### Exercise description
Select every line holding the word "УЧТЕННЫЕ" and copy it.

### Extracted information
- - -
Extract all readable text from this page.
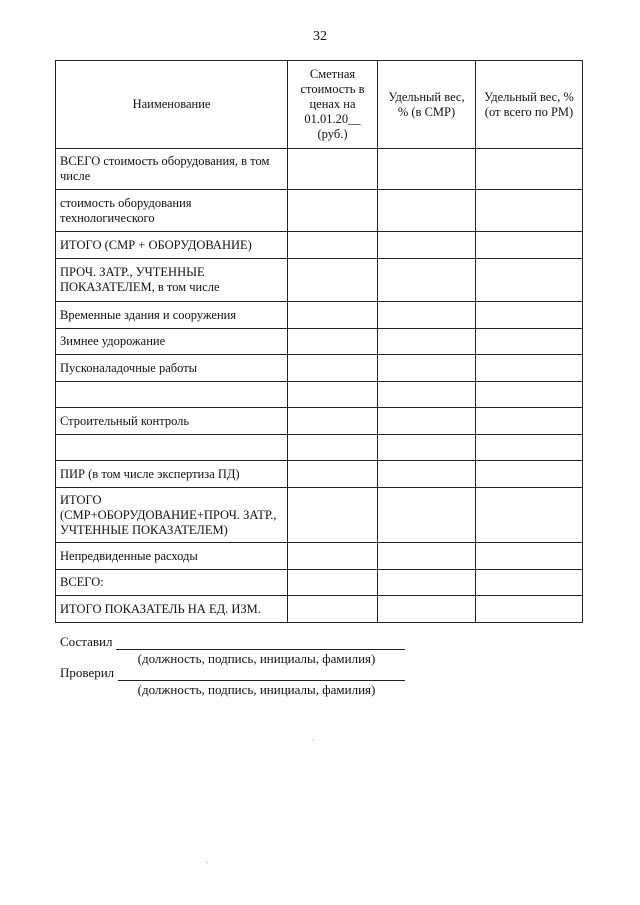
32
Наименование	Сметная стоимость в ценах на 01.01.20__ (руб.)	Удельный вес, % (в СМР)	Удельный вес, % (от всего по РМ)
ВСЕГО стоимость оборудования, в том числе			
стоимость оборудования технологического			
ИТОГО (СМР + ОБОРУДОВАНИЕ)			
ПРОЧ. ЗАТР., УЧТЕННЫЕ ПОКАЗАТЕЛЕМ, в том числе			
Временные здания и сооружения			
Зимнее удорожание			
Пусконаладочные работы			

Строительный контроль			

ПИР (в том числе экспертиза ПД)			
ИТОГО (СМР+ОБОРУДОВАНИЕ+ПРОЧ. ЗАТР., УЧТЕННЫЕ ПОКАЗАТЕЛЕМ)			
Непредвиденные расходы			
ВСЕГО:			
ИТОГО ПОКАЗАТЕЛЬ НА ЕД. ИЗМ.			
Составил
(должность, подпись, инициалы, фамилия)
Проверил
(должность, подпись, инициалы, фамилия)
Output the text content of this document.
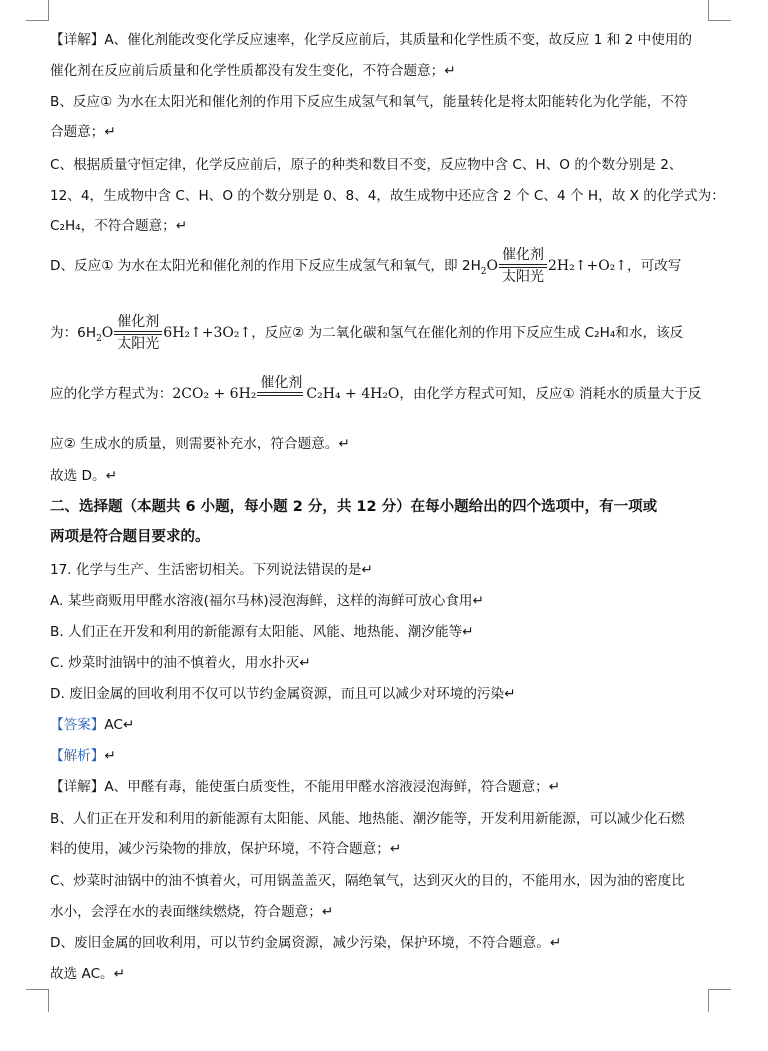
【详解】A、催化剂能改变化学反应速率，化学反应前后，其质量和化学性质不变，故反应 1 和 2 中使用的
催化剂在反应前后质量和化学性质都没有发生变化，不符合题意；↵
B、反应① 为水在太阳光和催化剂的作用下反应生成氢气和氧气，能量转化是将太阳能转化为化学能，不符
合题意；↵
C、根据质量守恒定律，化学反应前后，原子的种类和数目不变，反应物中含 C、H、O 的个数分别是 2、
12、4，生成物中含 C、H、O 的个数分别是 0、8、4，故生成物中还应含 2 个 C、4 个 H，故 X 的化学式为：
C₂H₄，不符合题意；↵
D、反应① 为水在太阳光和催化剂的作用下反应生成氢气和氧气，即 $2H_2O$
催化剂
太阳光
2H₂↑+O₂↑，可改写
为：$6H_2O$
催化剂
太阳光
6H₂↑+3O₂↑，反应② 为二氧化碳和氢气在催化剂的作用下反应生成 C₂H₄和水，该反
应的化学方程式为：2CO₂ + 6H₂
催化剂
C₂H₄ + 4H₂O，由化学方程式可知，反应① 消耗水的质量大于反
应② 生成水的质量，则需要补充水，符合题意。↵
故选 D。↵
二、选择题（本题共 6 小题，每小题 2 分，共 12 分）在每小题给出的四个选项中，有一项或
两项是符合题目要求的。
17. 化学与生产、生活密切相关。下列说法错误的是↵
A. 某些商贩用甲醛水溶液(福尔马林)浸泡海鲜，这样的海鲜可放心食用↵
B. 人们正在开发和利用的新能源有太阳能、风能、地热能、潮汐能等↵
C. 炒菜时油锅中的油不慎着火，用水扑灭↵
D. 废旧金属的回收利用不仅可以节约金属资源，而且可以减少对环境的污染↵
【答案】AC↵
【解析】↵
【详解】A、甲醛有毒，能使蛋白质变性，不能用甲醛水溶液浸泡海鲜，符合题意；↵
B、人们正在开发和利用的新能源有太阳能、风能、地热能、潮汐能等，开发利用新能源，可以减少化石燃
料的使用，减少污染物的排放，保护环境，不符合题意；↵
C、炒菜时油锅中的油不慎着火，可用锅盖盖灭，隔绝氧气，达到灭火的目的，不能用水，因为油的密度比
水小，会浮在水的表面继续燃烧，符合题意；↵
D、废旧金属的回收利用，可以节约金属资源，减少污染，保护环境，不符合题意。↵
故选 AC。↵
- - -
### Task solution
ПРОЧ. ЗАТР., УЧТЕННЫЕ ПОКАЗАТЕЛЕМ, в том числе			
ИТОГО (СМР+ОБОРУДОВАНИЕ+ПРОЧ. ЗАТР., УЧТЕННЫЕ ПОКАЗАТЕЛЕМ)			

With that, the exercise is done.